Given task:
Reproduce all of the lines below word for word, omitting the pictures from your answer.

Records for the task:

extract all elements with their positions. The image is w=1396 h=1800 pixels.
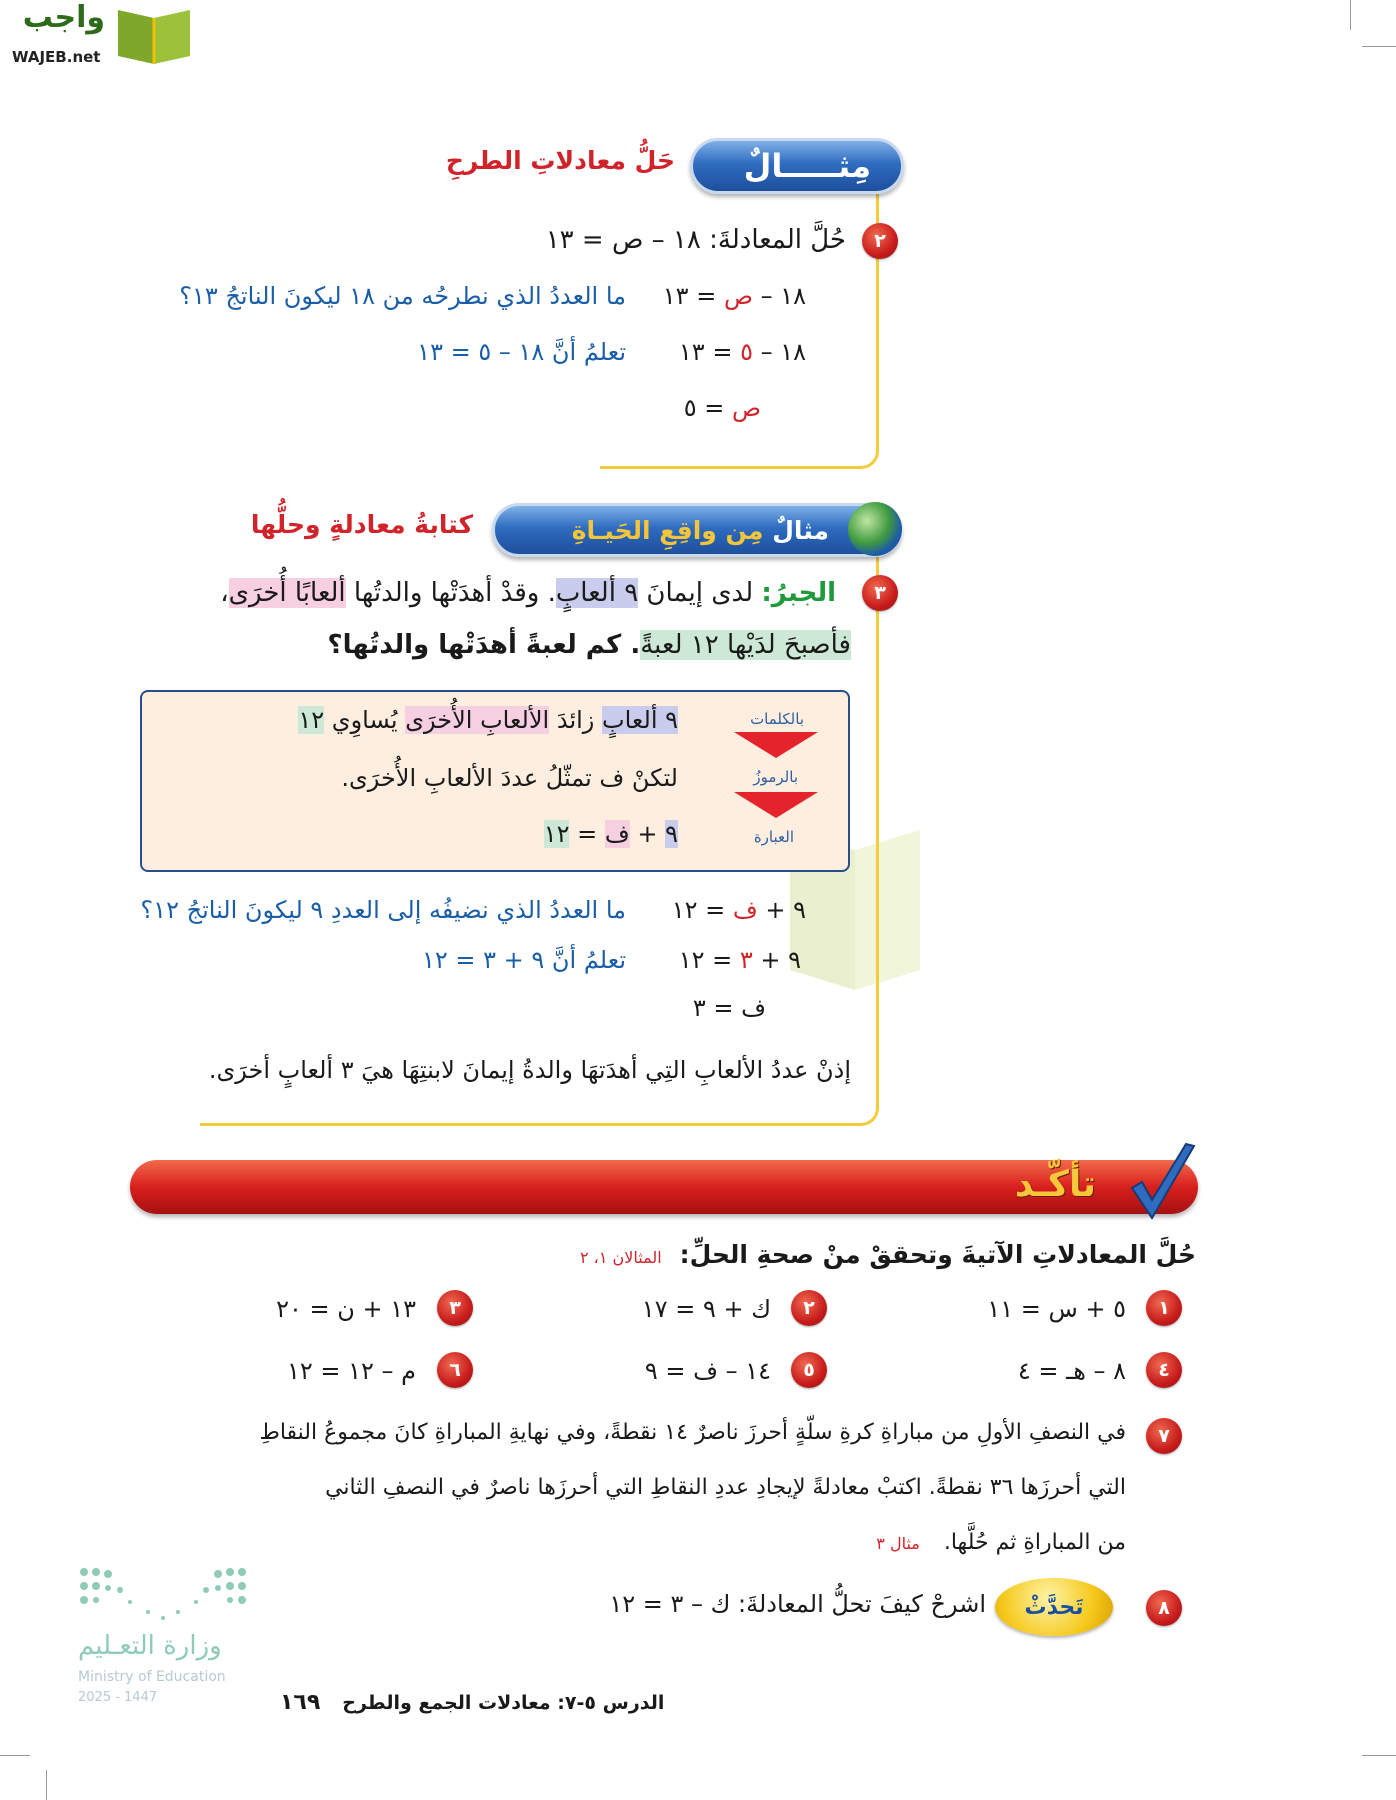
step-note: تعلمُ أنَّ ١٨ – ٥ = ١٣ (417, 338, 626, 366)
step-equation: ٩ + ٣ = ١٢ (678, 946, 801, 974)
ministry-years: 2025 - 1447 (78, 1690, 158, 1705)
q8-text: اشرحْ كيفَ تحلُّ المعادلةَ: ك – ٣ = ١٢ (609, 1590, 986, 1618)
exercise-number: ١ (1146, 1290, 1182, 1326)
label-expression: العبارة (753, 828, 794, 846)
banner-label: مِثـــــالٌ (743, 147, 871, 185)
logo-arabic: واجب (22, 0, 105, 35)
step-equation: ١٨ – ٥ = ١٣ (678, 338, 806, 366)
banner-white-label: مثالٌ (772, 515, 829, 545)
exercise-equation: ٥ + س = ١١ (987, 1295, 1126, 1323)
wajeb-logo[interactable] (8, 0, 193, 70)
page-number: ١٦٩ (280, 1690, 321, 1715)
talk-bubble (995, 1578, 1113, 1636)
example3-title: كتابةُ معادلةٍ وحلُّها (250, 510, 473, 539)
crop-mark (1362, 46, 1396, 47)
label-words: بالكلمات (750, 710, 804, 728)
example3-banner (492, 503, 902, 557)
example-number: ٣ (862, 575, 898, 611)
arrow-down-icon (734, 732, 818, 758)
step-equation: ١٨ – ص = ١٣ (662, 282, 806, 310)
q7-last-row (876, 1530, 1126, 1555)
exercise-number: ٧ (1146, 1418, 1182, 1454)
step-equation: ٩ + ف = ١٢ (671, 896, 806, 924)
step-equation: ص = ٥ (683, 394, 761, 422)
example3-conclusion: إذنْ عددُ الألعابِ التِي أهدَتهَا والدةُ إيمانَ لابنتِهَا هيَ ٣ ألعابٍ أخرَى. (208, 1056, 851, 1084)
exercise-equation: ١٣ + ن = ٢٠ (276, 1295, 416, 1323)
check-banner-label: تأكّـد (1014, 1164, 1096, 1205)
exercise-equation: ك + ٩ = ١٧ (641, 1295, 771, 1323)
footer-row (280, 1690, 664, 1715)
example3-line1: الجبرُ: لدى إيمانَ ٩ ألعابٍ. وقدْ أهدَتْها والدتُها ألعابًا أُخرَى، (220, 578, 836, 608)
book-icon (114, 8, 194, 64)
checkmark-icon (1128, 1142, 1196, 1222)
globe-icon (848, 502, 902, 556)
step-note: ما العددُ الذي نطرحُه من ١٨ ليكونَ الناتجُ ١٣؟ (179, 282, 626, 310)
example2-banner (690, 138, 904, 194)
banner-gold-label: مِن واقِعِ الحَيـاةِ (571, 515, 764, 545)
exercise-number: ٦ (437, 1352, 473, 1388)
ministry-name-en: Ministry of Education (78, 1669, 226, 1685)
exercise-equation: ١٤ – ف = ٩ (644, 1357, 771, 1385)
crop-mark (0, 1755, 30, 1756)
check-heading-ref: المثالان ١، ٢ (579, 1248, 662, 1267)
ministry-logo (78, 1566, 248, 1626)
q7-line: في النصفِ الأولِ من مباراةِ كرةِ سلّةٍ أحرزَ ناصرٌ ١٤ نقطةً، وفي نهايةِ المباراةِ كانَ مجموعُ النقاطِ (259, 1420, 1126, 1445)
words-symbols-box (140, 690, 850, 872)
q7-line: من المباراةِ ثم حُلَّها. (943, 1530, 1126, 1555)
words-line: ٩ ألعابٍ زائدَ الألعابِ الأُخرَى يُساوِي ١٢ (298, 706, 678, 734)
exercise-equation: م – ١٢ = ١٢ (286, 1357, 416, 1385)
crop-mark (1362, 1755, 1396, 1756)
check-heading-row (580, 1240, 1196, 1269)
arrow-down-icon (734, 792, 818, 818)
talk-label: تَحدَّثْ (1024, 1594, 1084, 1620)
exercise-equation: ٨ – هـ = ٤ (1017, 1357, 1126, 1385)
label-symbols: بالرموزُ (753, 768, 798, 786)
crop-mark (46, 1770, 47, 1800)
exercise-number: ٤ (1146, 1352, 1182, 1388)
q7-line: التي أحرزَها ٣٦ نقطةً. اكتبْ معادلةً لإيجادِ عددِ النقاطِ التي أحرزَها ناصرٌ في النصفِ الثاني (325, 1475, 1126, 1500)
exercise-number: ٨ (1146, 1590, 1182, 1626)
exercise-number: ٢ (791, 1290, 827, 1326)
expression-line: ٩ + ف = ١٢ (543, 820, 678, 848)
step-note: تعلمُ أنَّ ٩ + ٣ = ١٢ (421, 946, 626, 974)
step-note: ما العددُ الذي نضيفُه إلى العددِ ٩ ليكونَ الناتجُ ١٢؟ (140, 896, 626, 924)
symbols-line: لتكنْ ف تمثّلُ عددَ الألعابِ الأُخرَى. (341, 764, 678, 792)
check-heading: حُلَّ المعادلاتِ الآتيةَ وتحققْ منْ صحةِ الحلِّ: (679, 1240, 1196, 1269)
q7-ref: مثال ٣ (876, 1534, 920, 1553)
example-number: ٢ (862, 223, 898, 259)
example2-title: حَلُّ معادلاتِ الطرحِ (445, 146, 675, 175)
example3-line2: فأصبحَ لدَيْها ١٢ لعبةً. كم لعبةً أهدَتْها والدتُها؟ (327, 630, 851, 660)
step-equation: ف = ٣ (692, 994, 766, 1022)
ministry-name-ar: وزارة التعـليم (78, 1631, 222, 1661)
crop-mark (1350, 0, 1351, 30)
example2-prompt: حُلَّ المعادلةَ: ١٨ – ص = ١٣ (545, 225, 846, 255)
lesson-title: الدرس ٥-٧: معادلات الجمع والطرح (342, 1692, 665, 1714)
exercise-number: ٥ (791, 1352, 827, 1388)
logo-latin: WAJEB.net (12, 48, 101, 66)
exercise-number: ٣ (437, 1290, 473, 1326)
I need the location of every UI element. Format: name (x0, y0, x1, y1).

Solved problem:
extract all elements with their positions. The image is w=1396 h=1800 pixels.
step-note: تعلمُ أنَّ ١٨ – ٥ = ١٣ (417, 338, 626, 366)
step-equation: ٩ + ٣ = ١٢ (678, 946, 801, 974)
ministry-years: 2025 - 1447 (78, 1690, 158, 1705)
q8-text: اشرحْ كيفَ تحلُّ المعادلةَ: ك – ٣ = ١٢ (609, 1590, 986, 1618)
exercise-number: ١ (1146, 1290, 1182, 1326)
label-expression: العبارة (753, 828, 794, 846)
banner-label: مِثـــــالٌ (743, 147, 871, 185)
logo-arabic: واجب (22, 0, 105, 35)
step-equation: ١٨ – ٥ = ١٣ (678, 338, 806, 366)
banner-white-label: مثالٌ (772, 515, 829, 545)
exercise-equation: ٥ + س = ١١ (987, 1295, 1126, 1323)
wajeb-logo[interactable] (8, 0, 193, 70)
page-number: ١٦٩ (280, 1690, 321, 1715)
talk-bubble (995, 1578, 1113, 1636)
example3-title: كتابةُ معادلةٍ وحلُّها (250, 510, 473, 539)
crop-mark (1362, 46, 1396, 47)
label-words: بالكلمات (750, 710, 804, 728)
example3-banner (492, 503, 902, 557)
example-number: ٣ (862, 575, 898, 611)
arrow-down-icon (734, 732, 818, 758)
step-equation: ١٨ – ص = ١٣ (662, 282, 806, 310)
q7-last-row (876, 1530, 1126, 1555)
exercise-number: ٧ (1146, 1418, 1182, 1454)
step-equation: ٩ + ف = ١٢ (671, 896, 806, 924)
step-equation: ص = ٥ (683, 394, 761, 422)
example3-conclusion: إذنْ عددُ الألعابِ التِي أهدَتهَا والدةُ إيمانَ لابنتِهَا هيَ ٣ ألعابٍ أخرَى. (208, 1056, 851, 1084)
exercise-equation: ١٣ + ن = ٢٠ (276, 1295, 416, 1323)
check-banner-label: تأكّـد (1014, 1164, 1096, 1205)
exercise-equation: ك + ٩ = ١٧ (641, 1295, 771, 1323)
footer-row (280, 1690, 664, 1715)
example3-line1: الجبرُ: لدى إيمانَ ٩ ألعابٍ. وقدْ أهدَتْها والدتُها ألعابًا أُخرَى، (220, 578, 836, 608)
book-icon (114, 8, 194, 64)
checkmark-icon (1128, 1142, 1196, 1222)
globe-icon (848, 502, 902, 556)
step-note: ما العددُ الذي نطرحُه من ١٨ ليكونَ الناتجُ ١٣؟ (179, 282, 626, 310)
example2-banner (690, 138, 904, 194)
banner-gold-label: مِن واقِعِ الحَيـاةِ (571, 515, 764, 545)
exercise-number: ٦ (437, 1352, 473, 1388)
ministry-name-en: Ministry of Education (78, 1669, 226, 1685)
exercise-equation: ١٤ – ف = ٩ (644, 1357, 771, 1385)
crop-mark (0, 1755, 30, 1756)
check-heading-ref: المثالان ١، ٢ (579, 1248, 662, 1267)
ministry-logo (78, 1566, 248, 1626)
q7-line: في النصفِ الأولِ من مباراةِ كرةِ سلّةٍ أحرزَ ناصرٌ ١٤ نقطةً، وفي نهايةِ المباراةِ كانَ مجموعُ النقاطِ (259, 1420, 1126, 1445)
words-symbols-box (140, 690, 850, 872)
q7-line: من المباراةِ ثم حُلَّها. (943, 1530, 1126, 1555)
words-line: ٩ ألعابٍ زائدَ الألعابِ الأُخرَى يُساوِي ١٢ (298, 706, 678, 734)
exercise-equation: م – ١٢ = ١٢ (286, 1357, 416, 1385)
crop-mark (1362, 1755, 1396, 1756)
check-heading-row (580, 1240, 1196, 1269)
arrow-down-icon (734, 792, 818, 818)
talk-label: تَحدَّثْ (1024, 1594, 1084, 1620)
exercise-equation: ٨ – هـ = ٤ (1017, 1357, 1126, 1385)
label-symbols: بالرموزُ (753, 768, 798, 786)
crop-mark (46, 1770, 47, 1800)
exercise-number: ٤ (1146, 1352, 1182, 1388)
q7-line: التي أحرزَها ٣٦ نقطةً. اكتبْ معادلةً لإيجادِ عددِ النقاطِ التي أحرزَها ناصرٌ في النصفِ الثاني (325, 1475, 1126, 1500)
exercise-number: ٨ (1146, 1590, 1182, 1626)
exercise-number: ٢ (791, 1290, 827, 1326)
expression-line: ٩ + ف = ١٢ (543, 820, 678, 848)
step-note: تعلمُ أنَّ ٩ + ٣ = ١٢ (421, 946, 626, 974)
step-note: ما العددُ الذي نضيفُه إلى العددِ ٩ ليكونَ الناتجُ ١٢؟ (140, 896, 626, 924)
symbols-line: لتكنْ ف تمثّلُ عددَ الألعابِ الأُخرَى. (341, 764, 678, 792)
check-heading: حُلَّ المعادلاتِ الآتيةَ وتحققْ منْ صحةِ الحلِّ: (679, 1240, 1196, 1269)
q7-ref: مثال ٣ (876, 1534, 920, 1553)
example-number: ٢ (862, 223, 898, 259)
example2-title: حَلُّ معادلاتِ الطرحِ (445, 146, 675, 175)
example3-line2: فأصبحَ لدَيْها ١٢ لعبةً. كم لعبةً أهدَتْها والدتُها؟ (327, 630, 851, 660)
step-equation: ف = ٣ (692, 994, 766, 1022)
ministry-name-ar: وزارة التعـليم (78, 1631, 222, 1661)
crop-mark (1350, 0, 1351, 30)
example2-prompt: حُلَّ المعادلةَ: ١٨ – ص = ١٣ (545, 225, 846, 255)
lesson-title: الدرس ٥-٧: معادلات الجمع والطرح (342, 1692, 665, 1714)
exercise-number: ٥ (791, 1352, 827, 1388)
logo-latin: WAJEB.net (12, 48, 101, 66)
exercise-number: ٣ (437, 1290, 473, 1326)
I need the location of every UI element. Format: name (x0, y0, x1, y1).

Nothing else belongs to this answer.